À FAIRE:
[1] Selon le texte sur le buste de Strazza, vers quelle année cette œuvre en marbre a-t-elle été réalisée ?
[2] Poursuivez le texte sur le buste de Strazza à partir de sa dernière phrase.

TEXTE FOURNI:
________________
Giovanni STRAZZA – Buste en marbre datant environ de 1850. Strazza était un sculpteur lombard qui a toujours eu pour but d’amener son art à une perfection imitant le réel.

 » Quand je regarde cette œuvre de Strazza, je ne peux quand même oublier qu’il s’agit d’une sculpture religieuse. Je ne sais pas grand chose de l’œuvre. Je pense, malgré tout, que c’est la Vierge Marie, même si on pourrait aussi penser qu’il s’agit d’une vierge, la virginité étant toujours un gage de spiritualité et de pureté. Qu’il s’agisse de la Vierge Marie ou d’une vierge, comme étaient vierges par exemple les vestales, il y a l’idée d’une pureté, d’un rapport au divin qui n’est pas entaché par la sensualité et la sexualité.

La première chose qui frappe quand on regarde ce visage, c’est l’ambiguïté entre un souci de figurer la spiritualité par des yeux fermés, par ce qu’on devine d’émotion contenue, et le contraire qui est cette perturbation par les degrés divers de l’épaisseur du voile qui créé comme une sorte de vague, de mouvance qui brouille l’image.
________________
DONNÉES FOURNIES:
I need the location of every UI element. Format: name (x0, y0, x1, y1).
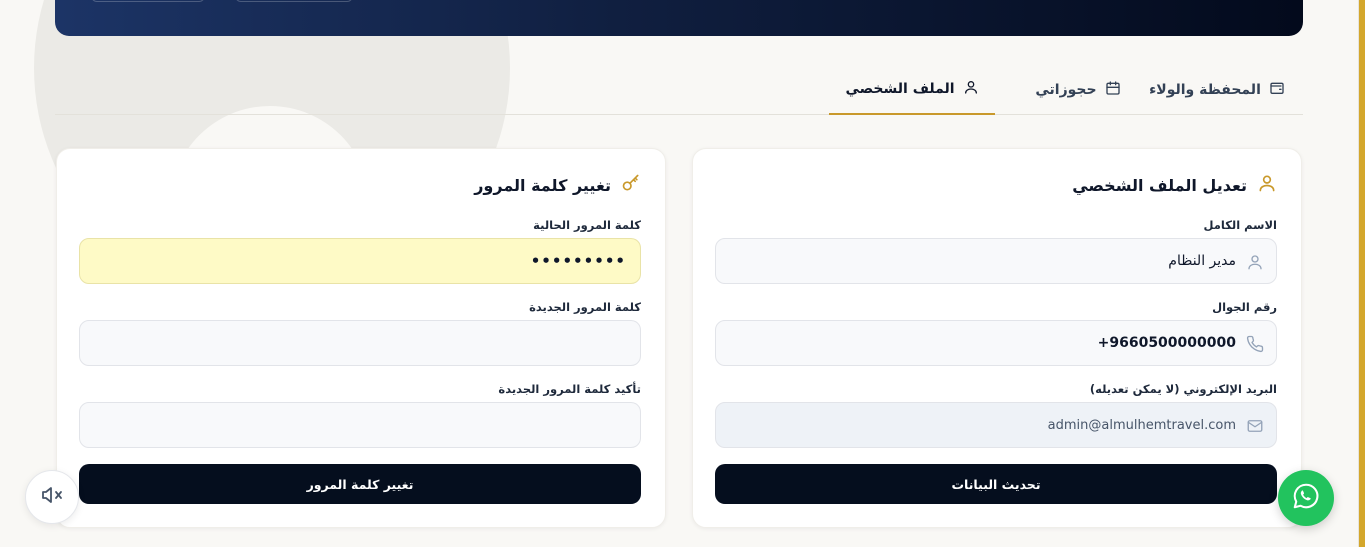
________________
RÉPONSES:
[1] Elle date d'environ 1850.

[2]
C’est une très caractéristique d’une tradition italienne qui remonte plutôt au XVIIIe siècle, et plus particulièrement à la tradition napolitaine qui consiste à travailler, tailler de manière virtuose le marbre, et à jouer sur l’ambiguïté entre ce qui est révélé de la figure humaine et ce qui est dissimulé au regard. Si on veut vraiment en faire l’archéologie, c’est la tradition du drapé mouillé que l’on trouvait déjà dans la sculpture grecque hellénistique. C’est un défi que se jettent les sculpteurs depuis toujours car c’est une façon de travailler sur la figure humaine, la précision de son rendu anatomique, et sur son dévoilement au regard qui est un jeu perpétuel de dissimulation et de révélation.

La virtuosité produit toujours son effet, et c’est bien normal. Ce qui est beaucoup commenté, c’est la perfection de la maîtrise technique, et elle est incontestable. Il y a un travail de taille, et c’est vrai qu’il est effectué avec une virtuosité fascinante. Là aussi il y a un effet de contraste : le marbre est un matériau dur, qui résiste au ciseau, à la taille, et il semble ici d’une souplesse et d’une légèreté qui créent un paradoxe. À mon avis, la raison de la fascination c’est la combinaison de tous ces paradoxes, toutes ces ambiguïtés, entre force et fragilité, pureté et sensualité.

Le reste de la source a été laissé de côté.